▶ [Given data]:
* start *
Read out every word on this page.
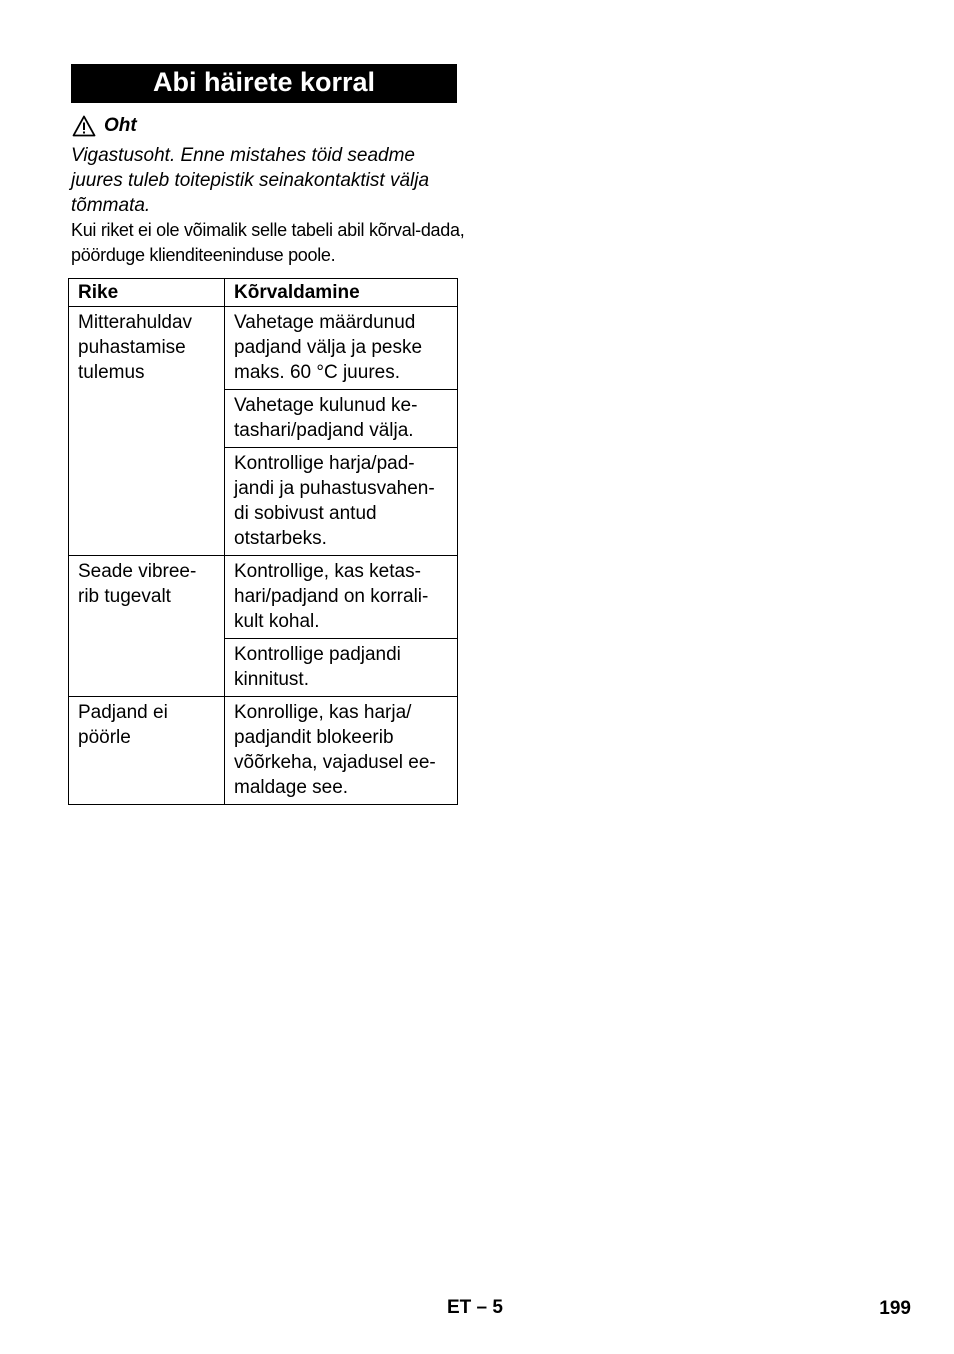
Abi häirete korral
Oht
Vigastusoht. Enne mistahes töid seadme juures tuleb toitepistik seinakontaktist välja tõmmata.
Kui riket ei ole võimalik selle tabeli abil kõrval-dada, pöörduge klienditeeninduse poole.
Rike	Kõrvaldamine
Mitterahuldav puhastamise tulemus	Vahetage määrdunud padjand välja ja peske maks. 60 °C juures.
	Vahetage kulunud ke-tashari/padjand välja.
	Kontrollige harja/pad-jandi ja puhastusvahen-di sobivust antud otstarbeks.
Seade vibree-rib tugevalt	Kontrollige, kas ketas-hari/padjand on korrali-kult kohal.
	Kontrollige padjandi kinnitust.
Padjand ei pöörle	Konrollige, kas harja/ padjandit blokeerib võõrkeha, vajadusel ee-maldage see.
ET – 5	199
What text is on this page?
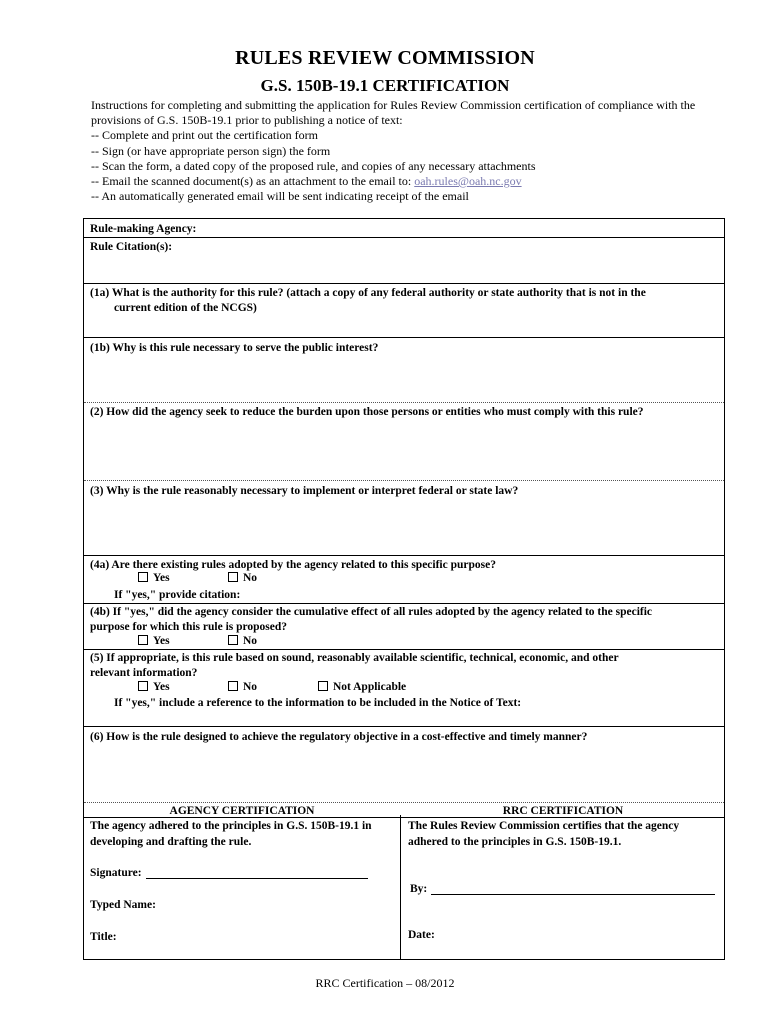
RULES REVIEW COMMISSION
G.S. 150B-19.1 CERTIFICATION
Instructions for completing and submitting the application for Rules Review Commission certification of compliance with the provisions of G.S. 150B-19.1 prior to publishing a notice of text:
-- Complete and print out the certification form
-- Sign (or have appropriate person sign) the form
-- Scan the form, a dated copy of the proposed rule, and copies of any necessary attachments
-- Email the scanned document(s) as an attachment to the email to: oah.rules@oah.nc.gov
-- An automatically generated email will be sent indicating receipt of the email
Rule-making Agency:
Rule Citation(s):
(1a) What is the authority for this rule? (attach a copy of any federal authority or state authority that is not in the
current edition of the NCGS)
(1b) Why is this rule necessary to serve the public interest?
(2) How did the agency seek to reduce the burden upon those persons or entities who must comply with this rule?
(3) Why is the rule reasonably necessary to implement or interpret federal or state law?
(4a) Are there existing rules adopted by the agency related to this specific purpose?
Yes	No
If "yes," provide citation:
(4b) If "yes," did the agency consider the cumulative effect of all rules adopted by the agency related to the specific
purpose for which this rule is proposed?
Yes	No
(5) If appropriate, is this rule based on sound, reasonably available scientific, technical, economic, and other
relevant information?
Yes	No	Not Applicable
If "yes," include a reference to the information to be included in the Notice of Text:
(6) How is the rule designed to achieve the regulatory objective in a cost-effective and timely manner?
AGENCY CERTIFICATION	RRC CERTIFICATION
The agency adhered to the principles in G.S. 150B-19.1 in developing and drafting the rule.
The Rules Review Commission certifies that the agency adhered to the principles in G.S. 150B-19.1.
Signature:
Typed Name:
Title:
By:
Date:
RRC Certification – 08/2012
* end *
▶ [Given instruction]:
Copy the records above exactly. The pictures are not part of the copy.

▶ [Answer to the exercise]:
Read out every word on this page.
Abi häirete korral
Oht
Vigastusoht. Enne mistahes töid seadme juures tuleb toitepistik seinakontaktist välja tõmmata.
Kui riket ei ole võimalik selle tabeli abil kõrval-dada, pöörduge klienditeeninduse poole.
Rike	Kõrvaldamine
Mitterahuldav puhastamise tulemus	Vahetage määrdunud padjand välja ja peske maks. 60 °C juures.
	Vahetage kulunud ke-tashari/padjand välja.
	Kontrollige harja/pad-jandi ja puhastusvahen-di sobivust antud otstarbeks.
Seade vibree-rib tugevalt	Kontrollige, kas ketas-hari/padjand on korrali-kult kohal.
	Kontrollige padjandi kinnitust.
Padjand ei pöörle	Konrollige, kas harja/ padjandit blokeerib võõrkeha, vajadusel ee-maldage see.
ET – 5	199
What text is on this page?
RULES REVIEW COMMISSION
G.S. 150B-19.1 CERTIFICATION
Instructions for completing and submitting the application for Rules Review Commission certification of compliance with the provisions of G.S. 150B-19.1 prior to publishing a notice of text:
-- Complete and print out the certification form
-- Sign (or have appropriate person sign) the form
-- Scan the form, a dated copy of the proposed rule, and copies of any necessary attachments
-- Email the scanned document(s) as an attachment to the email to: oah.rules@oah.nc.gov
-- An automatically generated email will be sent indicating receipt of the email
Rule-making Agency:
Rule Citation(s):
(1a) What is the authority for this rule? (attach a copy of any federal authority or state authority that is not in the
current edition of the NCGS)
(1b) Why is this rule necessary to serve the public interest?
(2) How did the agency seek to reduce the burden upon those persons or entities who must comply with this rule?
(3) Why is the rule reasonably necessary to implement or interpret federal or state law?
(4a) Are there existing rules adopted by the agency related to this specific purpose?
Yes	No
If "yes," provide citation:
(4b) If "yes," did the agency consider the cumulative effect of all rules adopted by the agency related to the specific
purpose for which this rule is proposed?
Yes	No
(5) If appropriate, is this rule based on sound, reasonably available scientific, technical, economic, and other
relevant information?
Yes	No	Not Applicable
If "yes," include a reference to the information to be included in the Notice of Text:
(6) How is the rule designed to achieve the regulatory objective in a cost-effective and timely manner?
AGENCY CERTIFICATION	RRC CERTIFICATION
The agency adhered to the principles in G.S. 150B-19.1 in developing and drafting the rule.
The Rules Review Commission certifies that the agency adhered to the principles in G.S. 150B-19.1.
Signature:
Typed Name:
Title:
By:
Date:
RRC Certification – 08/2012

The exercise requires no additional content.